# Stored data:
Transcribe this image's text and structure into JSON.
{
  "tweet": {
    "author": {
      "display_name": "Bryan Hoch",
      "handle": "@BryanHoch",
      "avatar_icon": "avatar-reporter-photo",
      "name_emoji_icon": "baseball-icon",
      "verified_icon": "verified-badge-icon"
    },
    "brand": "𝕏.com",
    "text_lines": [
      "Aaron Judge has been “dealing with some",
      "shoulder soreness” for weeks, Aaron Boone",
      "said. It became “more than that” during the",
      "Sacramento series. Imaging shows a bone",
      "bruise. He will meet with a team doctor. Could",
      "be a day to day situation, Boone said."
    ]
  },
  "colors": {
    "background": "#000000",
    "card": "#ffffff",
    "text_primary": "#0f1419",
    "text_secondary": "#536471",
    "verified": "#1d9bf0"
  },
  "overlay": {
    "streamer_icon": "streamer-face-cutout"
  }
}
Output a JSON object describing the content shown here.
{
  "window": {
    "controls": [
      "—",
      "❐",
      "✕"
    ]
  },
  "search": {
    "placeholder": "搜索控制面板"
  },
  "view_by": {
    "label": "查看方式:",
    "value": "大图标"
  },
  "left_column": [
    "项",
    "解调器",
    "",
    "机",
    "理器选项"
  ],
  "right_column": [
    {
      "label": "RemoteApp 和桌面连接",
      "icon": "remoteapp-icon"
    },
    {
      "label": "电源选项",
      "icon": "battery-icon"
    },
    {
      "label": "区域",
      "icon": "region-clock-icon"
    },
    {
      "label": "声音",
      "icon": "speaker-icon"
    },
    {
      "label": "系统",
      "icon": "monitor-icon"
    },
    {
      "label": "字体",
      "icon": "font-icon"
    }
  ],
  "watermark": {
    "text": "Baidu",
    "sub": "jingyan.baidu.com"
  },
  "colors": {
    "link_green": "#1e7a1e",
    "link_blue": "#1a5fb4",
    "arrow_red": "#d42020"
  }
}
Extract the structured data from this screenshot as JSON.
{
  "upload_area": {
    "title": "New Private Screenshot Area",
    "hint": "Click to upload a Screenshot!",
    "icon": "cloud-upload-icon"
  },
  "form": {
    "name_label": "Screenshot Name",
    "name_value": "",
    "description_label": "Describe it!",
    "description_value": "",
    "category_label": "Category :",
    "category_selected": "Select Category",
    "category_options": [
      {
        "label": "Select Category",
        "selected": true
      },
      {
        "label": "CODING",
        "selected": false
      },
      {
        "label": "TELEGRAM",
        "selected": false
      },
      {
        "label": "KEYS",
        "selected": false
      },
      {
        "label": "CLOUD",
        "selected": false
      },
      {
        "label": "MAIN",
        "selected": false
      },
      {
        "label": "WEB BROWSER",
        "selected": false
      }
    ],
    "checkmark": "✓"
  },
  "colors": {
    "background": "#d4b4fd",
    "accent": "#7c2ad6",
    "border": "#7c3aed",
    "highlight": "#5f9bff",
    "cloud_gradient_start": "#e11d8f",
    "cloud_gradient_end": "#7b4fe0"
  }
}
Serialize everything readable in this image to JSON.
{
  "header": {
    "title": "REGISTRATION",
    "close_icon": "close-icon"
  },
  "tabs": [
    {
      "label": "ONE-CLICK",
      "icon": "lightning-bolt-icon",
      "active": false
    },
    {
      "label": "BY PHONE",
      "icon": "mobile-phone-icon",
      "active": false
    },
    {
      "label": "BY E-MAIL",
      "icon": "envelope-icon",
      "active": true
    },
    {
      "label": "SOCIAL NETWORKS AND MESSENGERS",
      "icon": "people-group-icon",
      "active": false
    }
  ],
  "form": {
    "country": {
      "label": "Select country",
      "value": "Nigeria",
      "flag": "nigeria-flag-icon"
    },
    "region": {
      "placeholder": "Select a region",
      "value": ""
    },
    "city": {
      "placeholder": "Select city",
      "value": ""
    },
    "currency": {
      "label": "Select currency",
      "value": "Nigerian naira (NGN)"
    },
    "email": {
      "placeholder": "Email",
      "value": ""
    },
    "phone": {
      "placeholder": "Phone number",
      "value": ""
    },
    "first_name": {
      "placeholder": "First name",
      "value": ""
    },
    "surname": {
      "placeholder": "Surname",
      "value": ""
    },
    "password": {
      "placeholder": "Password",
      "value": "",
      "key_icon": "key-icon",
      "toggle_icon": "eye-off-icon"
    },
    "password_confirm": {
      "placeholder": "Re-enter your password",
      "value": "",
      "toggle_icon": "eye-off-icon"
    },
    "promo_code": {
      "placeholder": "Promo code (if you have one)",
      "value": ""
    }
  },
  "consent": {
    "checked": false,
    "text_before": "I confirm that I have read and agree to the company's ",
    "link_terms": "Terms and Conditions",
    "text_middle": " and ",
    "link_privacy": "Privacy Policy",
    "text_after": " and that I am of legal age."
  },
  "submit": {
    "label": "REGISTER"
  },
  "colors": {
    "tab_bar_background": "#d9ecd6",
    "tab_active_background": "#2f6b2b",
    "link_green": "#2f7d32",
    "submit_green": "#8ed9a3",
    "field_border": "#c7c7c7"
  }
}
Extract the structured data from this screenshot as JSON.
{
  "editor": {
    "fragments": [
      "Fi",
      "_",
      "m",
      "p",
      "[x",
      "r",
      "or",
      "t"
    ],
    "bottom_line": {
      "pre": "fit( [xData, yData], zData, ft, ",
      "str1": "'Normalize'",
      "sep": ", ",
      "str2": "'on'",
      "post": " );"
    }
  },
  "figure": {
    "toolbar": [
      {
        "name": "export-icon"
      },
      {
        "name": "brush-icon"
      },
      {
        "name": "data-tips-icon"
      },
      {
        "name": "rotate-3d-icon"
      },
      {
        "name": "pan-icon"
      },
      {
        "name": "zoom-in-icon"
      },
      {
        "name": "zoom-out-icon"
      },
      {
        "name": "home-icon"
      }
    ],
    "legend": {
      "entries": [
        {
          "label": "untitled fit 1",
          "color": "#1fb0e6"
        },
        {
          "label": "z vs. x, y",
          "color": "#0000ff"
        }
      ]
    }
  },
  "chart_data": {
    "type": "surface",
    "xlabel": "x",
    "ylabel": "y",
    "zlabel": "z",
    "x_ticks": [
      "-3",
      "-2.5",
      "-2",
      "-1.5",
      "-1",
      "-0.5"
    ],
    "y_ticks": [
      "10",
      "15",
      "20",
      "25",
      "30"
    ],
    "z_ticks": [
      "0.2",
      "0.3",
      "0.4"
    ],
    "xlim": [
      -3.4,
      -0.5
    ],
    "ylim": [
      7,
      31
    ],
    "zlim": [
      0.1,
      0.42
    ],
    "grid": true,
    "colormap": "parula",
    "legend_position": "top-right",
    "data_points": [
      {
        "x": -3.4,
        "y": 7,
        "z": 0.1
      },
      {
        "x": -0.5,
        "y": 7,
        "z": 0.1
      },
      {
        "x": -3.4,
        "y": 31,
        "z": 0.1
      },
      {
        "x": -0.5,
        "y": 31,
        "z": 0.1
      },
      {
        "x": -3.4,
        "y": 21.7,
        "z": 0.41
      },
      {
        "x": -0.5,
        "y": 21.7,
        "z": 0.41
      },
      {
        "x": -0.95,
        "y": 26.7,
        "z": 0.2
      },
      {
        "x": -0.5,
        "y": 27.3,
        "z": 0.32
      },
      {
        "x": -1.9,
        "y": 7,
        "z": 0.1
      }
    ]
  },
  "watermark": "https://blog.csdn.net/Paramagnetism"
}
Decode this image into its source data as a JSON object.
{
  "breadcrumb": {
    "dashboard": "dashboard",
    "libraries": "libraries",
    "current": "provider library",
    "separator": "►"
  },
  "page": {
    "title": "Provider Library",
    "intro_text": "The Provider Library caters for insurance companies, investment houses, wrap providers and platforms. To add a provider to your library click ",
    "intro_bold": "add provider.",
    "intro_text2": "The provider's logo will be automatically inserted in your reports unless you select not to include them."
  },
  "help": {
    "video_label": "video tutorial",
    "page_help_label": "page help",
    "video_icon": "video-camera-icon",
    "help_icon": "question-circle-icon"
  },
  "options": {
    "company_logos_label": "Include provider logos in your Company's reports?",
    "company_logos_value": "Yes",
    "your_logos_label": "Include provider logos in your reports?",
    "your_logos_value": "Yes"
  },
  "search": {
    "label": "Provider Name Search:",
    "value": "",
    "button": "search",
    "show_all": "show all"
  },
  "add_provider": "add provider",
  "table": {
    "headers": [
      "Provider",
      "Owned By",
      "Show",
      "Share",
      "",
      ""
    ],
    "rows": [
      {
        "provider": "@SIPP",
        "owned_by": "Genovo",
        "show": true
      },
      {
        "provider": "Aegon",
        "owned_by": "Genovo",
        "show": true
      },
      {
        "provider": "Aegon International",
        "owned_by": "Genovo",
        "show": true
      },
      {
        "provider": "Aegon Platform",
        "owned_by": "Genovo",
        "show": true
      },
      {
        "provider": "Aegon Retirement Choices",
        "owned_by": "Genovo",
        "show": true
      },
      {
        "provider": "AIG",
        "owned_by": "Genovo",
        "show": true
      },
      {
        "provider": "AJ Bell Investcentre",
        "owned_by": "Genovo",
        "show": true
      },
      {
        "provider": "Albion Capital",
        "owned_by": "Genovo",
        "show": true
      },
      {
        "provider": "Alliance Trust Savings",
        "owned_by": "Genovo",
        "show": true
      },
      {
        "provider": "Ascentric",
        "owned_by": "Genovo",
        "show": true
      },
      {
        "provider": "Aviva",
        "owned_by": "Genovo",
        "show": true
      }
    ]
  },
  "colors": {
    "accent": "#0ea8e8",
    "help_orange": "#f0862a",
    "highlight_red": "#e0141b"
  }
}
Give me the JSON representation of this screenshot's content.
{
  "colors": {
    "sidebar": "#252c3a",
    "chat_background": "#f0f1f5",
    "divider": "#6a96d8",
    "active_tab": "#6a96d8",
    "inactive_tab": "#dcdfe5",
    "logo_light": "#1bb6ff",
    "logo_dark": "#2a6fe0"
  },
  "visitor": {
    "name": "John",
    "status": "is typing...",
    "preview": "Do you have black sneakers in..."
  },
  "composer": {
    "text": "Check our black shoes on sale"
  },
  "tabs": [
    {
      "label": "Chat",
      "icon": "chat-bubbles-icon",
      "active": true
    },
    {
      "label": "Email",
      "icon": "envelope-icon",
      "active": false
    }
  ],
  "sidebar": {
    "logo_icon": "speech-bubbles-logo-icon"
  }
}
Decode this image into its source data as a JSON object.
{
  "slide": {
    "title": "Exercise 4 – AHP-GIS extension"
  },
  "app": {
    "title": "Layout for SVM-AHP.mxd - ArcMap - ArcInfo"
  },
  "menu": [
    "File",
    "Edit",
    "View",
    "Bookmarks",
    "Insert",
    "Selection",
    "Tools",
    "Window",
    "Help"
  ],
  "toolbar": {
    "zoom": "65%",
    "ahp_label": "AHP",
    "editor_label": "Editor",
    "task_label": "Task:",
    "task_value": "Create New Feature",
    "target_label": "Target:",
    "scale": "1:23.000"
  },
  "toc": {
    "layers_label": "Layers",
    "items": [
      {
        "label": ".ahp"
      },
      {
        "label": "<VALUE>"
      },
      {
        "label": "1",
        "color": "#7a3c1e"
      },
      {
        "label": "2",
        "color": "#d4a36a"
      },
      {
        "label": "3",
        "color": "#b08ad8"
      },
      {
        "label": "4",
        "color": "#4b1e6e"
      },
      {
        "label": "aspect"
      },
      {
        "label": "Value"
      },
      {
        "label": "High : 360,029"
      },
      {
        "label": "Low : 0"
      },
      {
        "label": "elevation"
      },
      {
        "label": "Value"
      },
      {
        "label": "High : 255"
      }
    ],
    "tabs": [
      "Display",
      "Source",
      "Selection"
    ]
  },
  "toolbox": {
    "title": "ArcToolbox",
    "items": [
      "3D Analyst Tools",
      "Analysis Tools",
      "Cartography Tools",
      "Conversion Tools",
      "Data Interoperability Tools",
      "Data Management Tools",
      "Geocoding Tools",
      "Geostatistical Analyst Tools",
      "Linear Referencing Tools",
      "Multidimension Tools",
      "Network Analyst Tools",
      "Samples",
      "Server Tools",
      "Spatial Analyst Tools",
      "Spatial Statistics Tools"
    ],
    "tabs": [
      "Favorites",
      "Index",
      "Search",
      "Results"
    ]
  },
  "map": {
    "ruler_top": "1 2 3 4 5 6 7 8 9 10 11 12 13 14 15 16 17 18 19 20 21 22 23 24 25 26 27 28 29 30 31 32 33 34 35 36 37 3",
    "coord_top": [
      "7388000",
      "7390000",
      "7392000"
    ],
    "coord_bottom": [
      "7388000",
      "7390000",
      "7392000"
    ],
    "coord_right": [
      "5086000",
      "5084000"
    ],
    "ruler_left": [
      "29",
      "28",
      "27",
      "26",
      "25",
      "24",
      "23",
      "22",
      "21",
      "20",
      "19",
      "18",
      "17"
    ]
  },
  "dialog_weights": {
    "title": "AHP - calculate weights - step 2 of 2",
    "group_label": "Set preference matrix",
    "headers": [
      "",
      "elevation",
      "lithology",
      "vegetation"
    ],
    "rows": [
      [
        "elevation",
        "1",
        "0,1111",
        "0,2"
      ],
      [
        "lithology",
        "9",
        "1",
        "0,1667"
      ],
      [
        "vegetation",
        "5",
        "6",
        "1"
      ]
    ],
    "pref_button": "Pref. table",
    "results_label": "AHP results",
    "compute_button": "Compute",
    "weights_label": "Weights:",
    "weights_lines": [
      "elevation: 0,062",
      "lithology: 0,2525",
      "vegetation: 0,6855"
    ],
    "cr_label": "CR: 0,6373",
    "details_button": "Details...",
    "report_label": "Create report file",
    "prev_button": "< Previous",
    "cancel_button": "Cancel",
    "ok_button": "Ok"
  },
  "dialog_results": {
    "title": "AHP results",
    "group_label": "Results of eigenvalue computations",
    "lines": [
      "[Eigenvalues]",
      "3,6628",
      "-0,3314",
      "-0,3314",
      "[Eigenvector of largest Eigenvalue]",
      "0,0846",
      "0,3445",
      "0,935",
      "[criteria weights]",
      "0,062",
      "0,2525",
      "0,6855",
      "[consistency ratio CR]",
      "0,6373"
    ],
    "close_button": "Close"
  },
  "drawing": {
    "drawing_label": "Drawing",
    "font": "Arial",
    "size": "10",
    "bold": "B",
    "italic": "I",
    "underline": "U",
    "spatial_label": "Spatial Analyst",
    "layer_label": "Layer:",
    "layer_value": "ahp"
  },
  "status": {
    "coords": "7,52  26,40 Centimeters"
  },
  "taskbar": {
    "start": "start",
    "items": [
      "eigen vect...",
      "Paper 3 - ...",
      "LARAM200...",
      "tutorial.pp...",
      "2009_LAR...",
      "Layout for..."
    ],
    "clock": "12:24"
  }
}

# TASK BRIEF:
Show the lines from the data above that contain the string "Analyst".

# TASK OUTPUT:
      "3D Analyst Tools",
      "Geostatistical Analyst Tools",
      "Network Analyst Tools",
      "Spatial Analyst Tools",
    "spatial_label": "Spatial Analyst",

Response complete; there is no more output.